- EXERCISE INSTRUCTIONS -
Write out the material exactly, without any of its pictures.
===== RECORDS FOR THIS TASK =====
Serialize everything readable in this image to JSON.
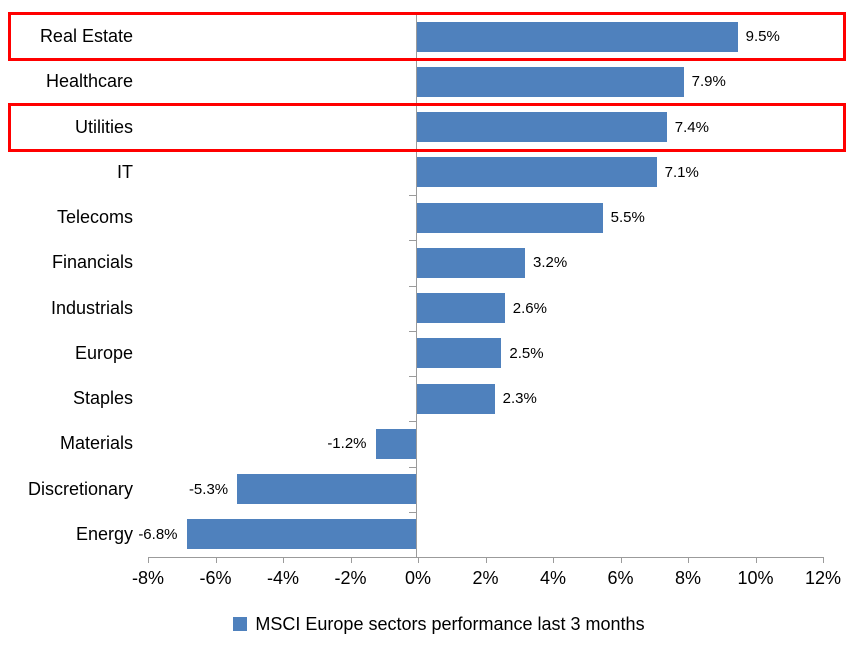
{
  "chart_data": {
    "type": "bar",
    "orientation": "horizontal",
    "categories": [
      "Real Estate",
      "Healthcare",
      "Utilities",
      "IT",
      "Telecoms",
      "Financials",
      "Industrials",
      "Europe",
      "Staples",
      "Materials",
      "Discretionary",
      "Energy"
    ],
    "values": [
      9.5,
      7.9,
      7.4,
      7.1,
      5.5,
      3.2,
      2.6,
      2.5,
      2.3,
      -1.2,
      -5.3,
      -6.8
    ],
    "value_labels": [
      "9.5%",
      "7.9%",
      "7.4%",
      "7.1%",
      "5.5%",
      "3.2%",
      "2.6%",
      "2.5%",
      "2.3%",
      "-1.2%",
      "-5.3%",
      "-6.8%"
    ],
    "xlim": [
      -8,
      12
    ],
    "x_tick_step": 2,
    "x_tick_labels": [
      "-8%",
      "-6%",
      "-4%",
      "-2%",
      "0%",
      "2%",
      "4%",
      "6%",
      "8%",
      "10%",
      "12%"
    ],
    "grid": false,
    "legend_position": "bottom",
    "legend": "MSCI Europe sectors performance last 3 months",
    "bar_color": "#4F81BD",
    "axis_color": "#9B9B9B",
    "text_color": "#000000",
    "highlight_color": "#FF0000",
    "highlighted_categories": [
      "Real Estate",
      "Utilities"
    ]
  }
}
=====
- ANSWER FOR THE TASK -
Serialize everything readable in this image to JSON.
{
  "chart_data": {
    "type": "bar",
    "orientation": "horizontal",
    "categories": [
      "Real Estate",
      "Healthcare",
      "Utilities",
      "IT",
      "Telecoms",
      "Financials",
      "Industrials",
      "Europe",
      "Staples",
      "Materials",
      "Discretionary",
      "Energy"
    ],
    "values": [
      9.5,
      7.9,
      7.4,
      7.1,
      5.5,
      3.2,
      2.6,
      2.5,
      2.3,
      -1.2,
      -5.3,
      -6.8
    ],
    "value_labels": [
      "9.5%",
      "7.9%",
      "7.4%",
      "7.1%",
      "5.5%",
      "3.2%",
      "2.6%",
      "2.5%",
      "2.3%",
      "-1.2%",
      "-5.3%",
      "-6.8%"
    ],
    "xlim": [
      -8,
      12
    ],
    "x_tick_step": 2,
    "x_tick_labels": [
      "-8%",
      "-6%",
      "-4%",
      "-2%",
      "0%",
      "2%",
      "4%",
      "6%",
      "8%",
      "10%",
      "12%"
    ],
    "grid": false,
    "legend_position": "bottom",
    "legend": "MSCI Europe sectors performance last 3 months",
    "bar_color": "#4F81BD",
    "axis_color": "#9B9B9B",
    "text_color": "#000000",
    "highlight_color": "#FF0000",
    "highlighted_categories": [
      "Real Estate",
      "Utilities"
    ]
  }
}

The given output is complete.